Stated task -> Lines containing the word "What" should be extracted in full.

Input rows ->
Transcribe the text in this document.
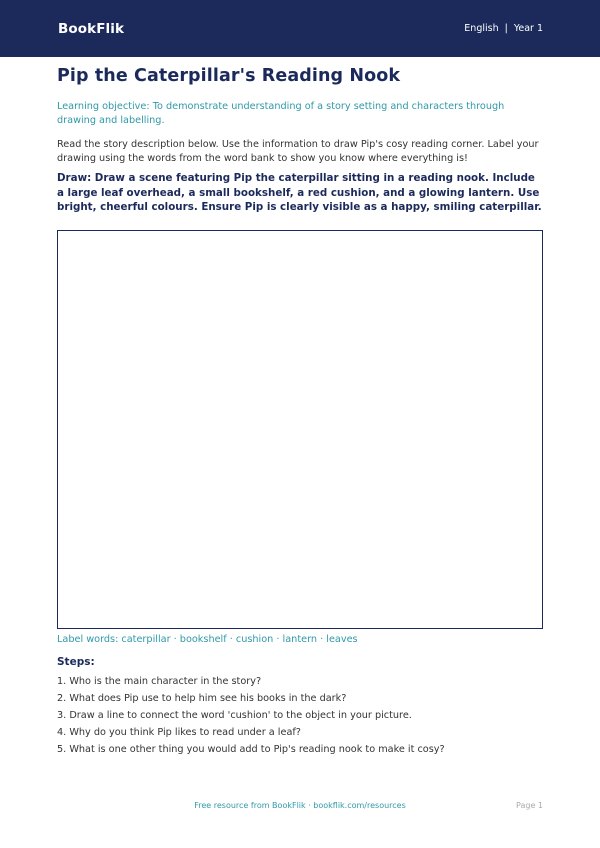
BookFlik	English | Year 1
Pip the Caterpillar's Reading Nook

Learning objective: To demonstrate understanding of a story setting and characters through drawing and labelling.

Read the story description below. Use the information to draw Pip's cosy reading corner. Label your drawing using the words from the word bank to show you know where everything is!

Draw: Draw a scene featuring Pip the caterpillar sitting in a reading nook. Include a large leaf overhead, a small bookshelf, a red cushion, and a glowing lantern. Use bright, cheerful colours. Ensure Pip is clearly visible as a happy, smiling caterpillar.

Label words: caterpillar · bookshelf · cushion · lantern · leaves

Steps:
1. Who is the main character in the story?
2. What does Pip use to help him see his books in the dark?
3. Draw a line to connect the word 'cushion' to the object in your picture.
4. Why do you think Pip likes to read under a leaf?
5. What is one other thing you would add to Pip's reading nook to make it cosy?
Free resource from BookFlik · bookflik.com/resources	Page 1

Task solution ->
2. What does Pip use to help him see his books in the dark?
5. What is one other thing you would add to Pip's reading nook to make it cosy?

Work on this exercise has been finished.